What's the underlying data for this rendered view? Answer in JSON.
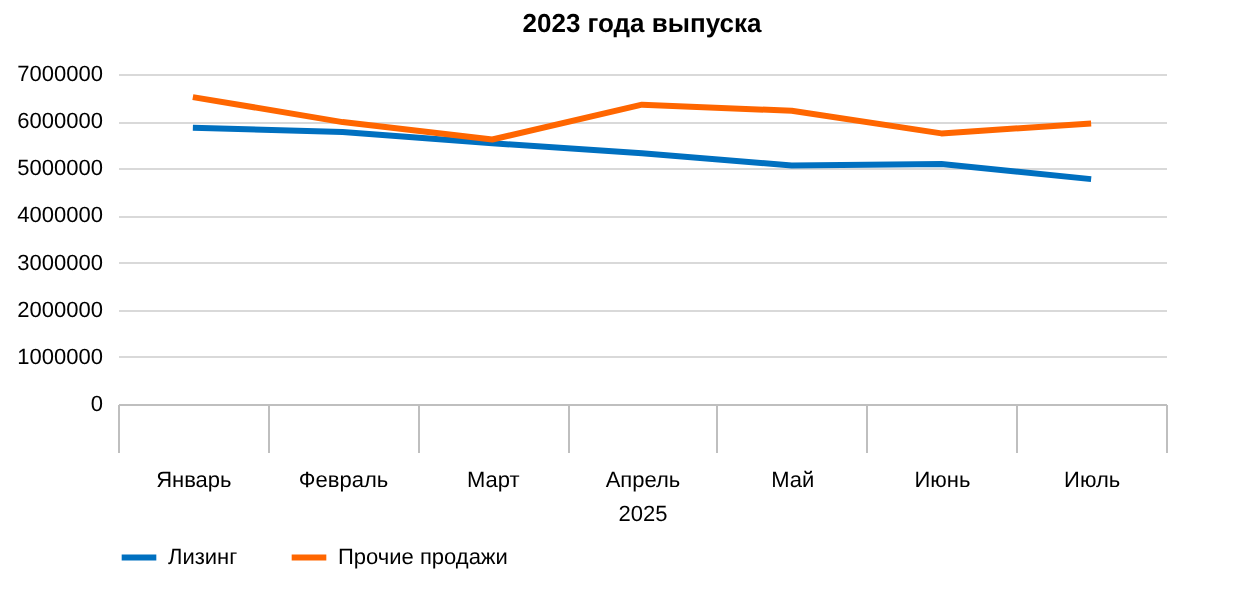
{
  "chart_data": {
    "type": "line",
    "title": "2023 года выпуска",
    "xlabel": "2025",
    "categories": [
      "Январь",
      "Февраль",
      "Март",
      "Апрель",
      "Май",
      "Июнь",
      "Июль"
    ],
    "series": [
      {
        "name": "Лизинг",
        "color": "#0070c0",
        "values": [
          5860000,
          5770000,
          5530000,
          5320000,
          5060000,
          5090000,
          4770000
        ]
      },
      {
        "name": "Прочие продажи",
        "color": "#ff6600",
        "values": [
          6510000,
          5980000,
          5610000,
          6350000,
          6220000,
          5740000,
          5950000
        ]
      }
    ],
    "ylim": [
      0,
      7000000
    ],
    "yticks": [
      0,
      1000000,
      2000000,
      3000000,
      4000000,
      5000000,
      6000000,
      7000000
    ],
    "grid": "y",
    "legend": "bottom",
    "marker": "none",
    "line_style": "solid"
  }
}
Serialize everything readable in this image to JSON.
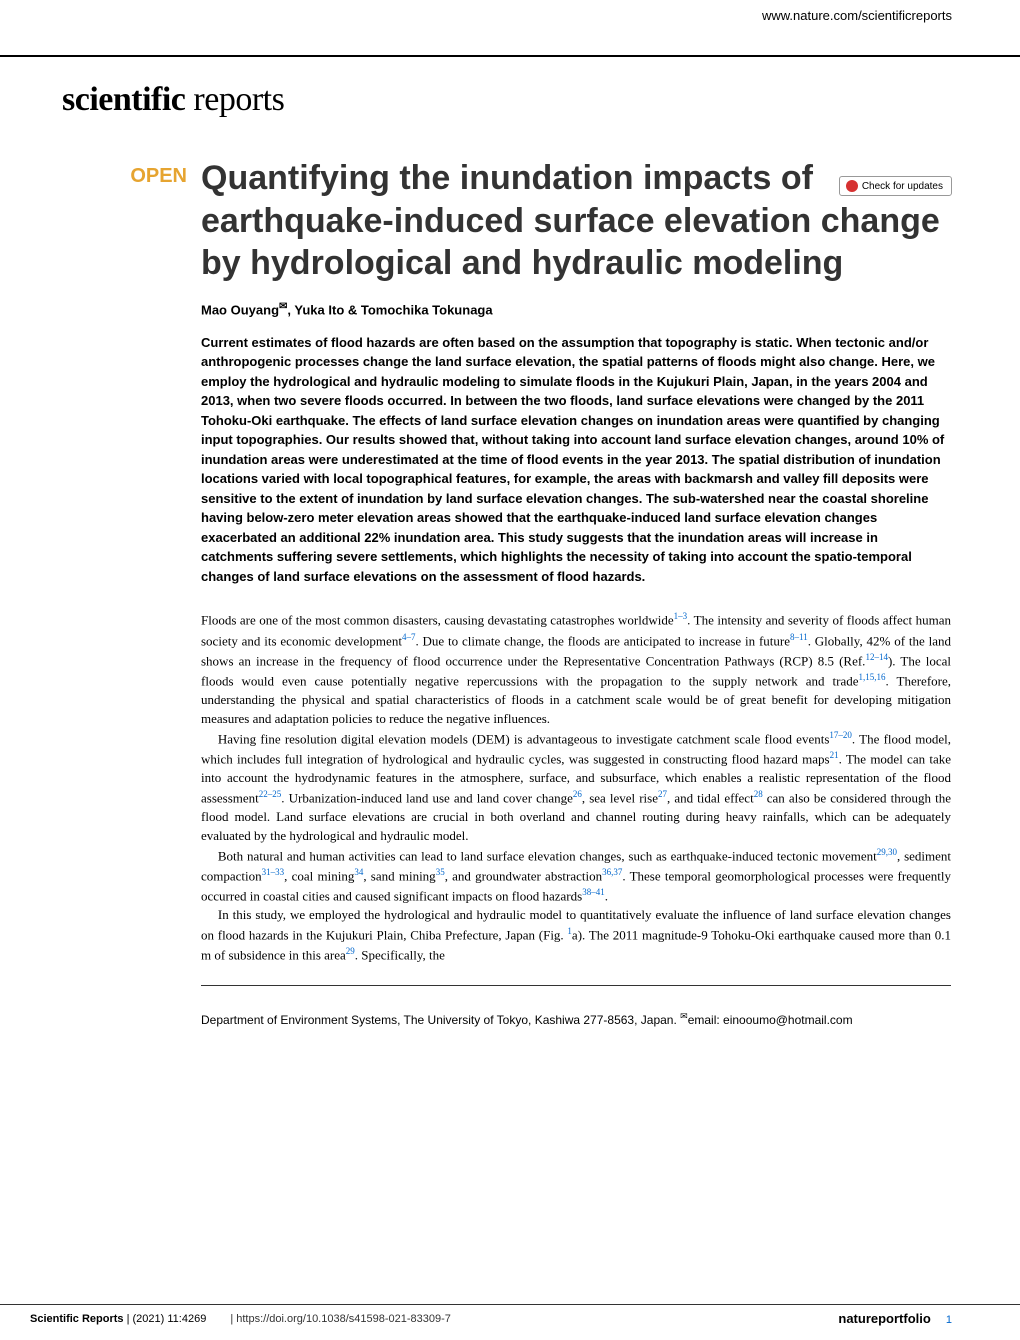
{
  "header": {
    "site_url": "www.nature.com/scientificreports",
    "journal_bold": "scientific",
    "journal_light": " reports",
    "check_updates": "Check for updates"
  },
  "badge": {
    "open": "OPEN"
  },
  "article": {
    "title": "Quantifying the inundation impacts of earthquake-induced surface elevation change by hydrological and hydraulic modeling",
    "author1": "Mao Ouyang",
    "author_sep1": ", ",
    "author2": "Yuka Ito",
    "author_sep2": " & ",
    "author3": "Tomochika Tokunaga"
  },
  "abstract": "Current estimates of flood hazards are often based on the assumption that topography is static. When tectonic and/or anthropogenic processes change the land surface elevation, the spatial patterns of floods might also change. Here, we employ the hydrological and hydraulic modeling to simulate floods in the Kujukuri Plain, Japan, in the years 2004 and 2013, when two severe floods occurred. In between the two floods, land surface elevations were changed by the 2011 Tohoku-Oki earthquake. The effects of land surface elevation changes on inundation areas were quantified by changing input topographies. Our results showed that, without taking into account land surface elevation changes, around 10% of inundation areas were underestimated at the time of flood events in the year 2013. The spatial distribution of inundation locations varied with local topographical features, for example, the areas with backmarsh and valley fill deposits were sensitive to the extent of inundation by land surface elevation changes. The sub-watershed near the coastal shoreline having below-zero meter elevation areas showed that the earthquake-induced land surface elevation changes exacerbated an additional 22% inundation area. This study suggests that the inundation areas will increase in catchments suffering severe settlements, which highlights the necessity of taking into account the spatio-temporal changes of land surface elevations on the assessment of flood hazards.",
  "body": {
    "p1a": "Floods are one of the most common disasters, causing devastating catastrophes worldwide",
    "p1_ref1": "1–3",
    "p1b": ". The intensity and severity of floods affect human society and its economic development",
    "p1_ref2": "4–7",
    "p1c": ". Due to climate change, the floods are anticipated to increase in future",
    "p1_ref3": "8–11",
    "p1d": ". Globally, 42% of the land shows an increase in the frequency of flood occurrence under the Representative Concentration Pathways (RCP) 8.5 (Ref.",
    "p1_ref4": "12–14",
    "p1e": "). The local floods would even cause potentially negative repercussions with the propagation to the supply network and trade",
    "p1_ref5": "1,15,16",
    "p1f": ". Therefore, understanding the physical and spatial characteristics of floods in a catchment scale would be of great benefit for developing mitigation measures and adaptation policies to reduce the negative influences.",
    "p2a": "Having fine resolution digital elevation models (DEM) is advantageous to investigate catchment scale flood events",
    "p2_ref1": "17–20",
    "p2b": ". The flood model, which includes full integration of hydrological and hydraulic cycles, was suggested in constructing flood hazard maps",
    "p2_ref2": "21",
    "p2c": ". The model can take into account the hydrodynamic features in the atmosphere, surface, and subsurface, which enables a realistic representation of the flood assessment",
    "p2_ref3": "22–25",
    "p2d": ". Urbanization-induced land use and land cover change",
    "p2_ref4": "26",
    "p2e": ", sea level rise",
    "p2_ref5": "27",
    "p2f": ", and tidal effect",
    "p2_ref6": "28",
    "p2g": " can also be considered through the flood model. Land surface elevations are crucial in both overland and channel routing during heavy rainfalls, which can be adequately evaluated by the hydrological and hydraulic model.",
    "p3a": "Both natural and human activities can lead to land surface elevation changes, such as earthquake-induced tectonic movement",
    "p3_ref1": "29,30",
    "p3b": ", sediment compaction",
    "p3_ref2": "31–33",
    "p3c": ", coal mining",
    "p3_ref3": "34",
    "p3d": ", sand mining",
    "p3_ref4": "35",
    "p3e": ", and groundwater abstraction",
    "p3_ref5": "36,37",
    "p3f": ". These temporal geomorphological processes were frequently occurred in coastal cities and caused significant impacts on flood hazards",
    "p3_ref6": "38–41",
    "p3g": ".",
    "p4a": "In this study, we employed the hydrological and hydraulic model to quantitatively evaluate the influence of land surface elevation changes on flood hazards in the Kujukuri Plain, Chiba Prefecture, Japan (Fig. ",
    "p4_fig": "1",
    "p4b": "a). The 2011 magnitude-9 Tohoku-Oki earthquake caused more than 0.1 m of subsidence in this area",
    "p4_ref1": "29",
    "p4c": ". Specifically, the"
  },
  "affiliation": {
    "text": "Department of Environment Systems, The University of Tokyo, Kashiwa 277-8563, Japan. ",
    "email_label": "email: ",
    "email": "einooumo@hotmail.com"
  },
  "footer": {
    "journal": "Scientific Reports",
    "issue": "(2021) 11:4269",
    "doi": "| https://doi.org/10.1038/s41598-021-83309-7",
    "publisher": "natureportfolio",
    "page": "1"
  },
  "colors": {
    "accent_orange": "#e6a430",
    "link_blue": "#0066cc",
    "check_red": "#d63131"
  }
}
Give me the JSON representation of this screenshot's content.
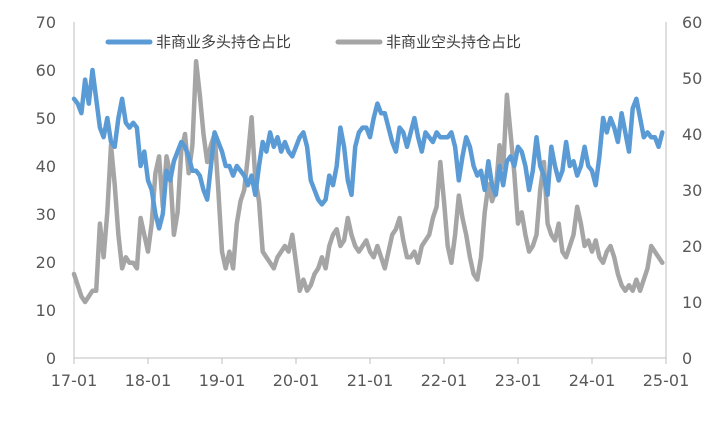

* * * * *

### Objective:
List each line holding the string "impacts".

### Response to the exercise:
    "title": "Quantifying the inundation impacts of earthquake-induced surface elevation change by hydrological and hydraulic modeling",
    "p3f": ". These temporal geomorphological processes were frequently occurred in coastal cities and caused significant impacts on flood hazards",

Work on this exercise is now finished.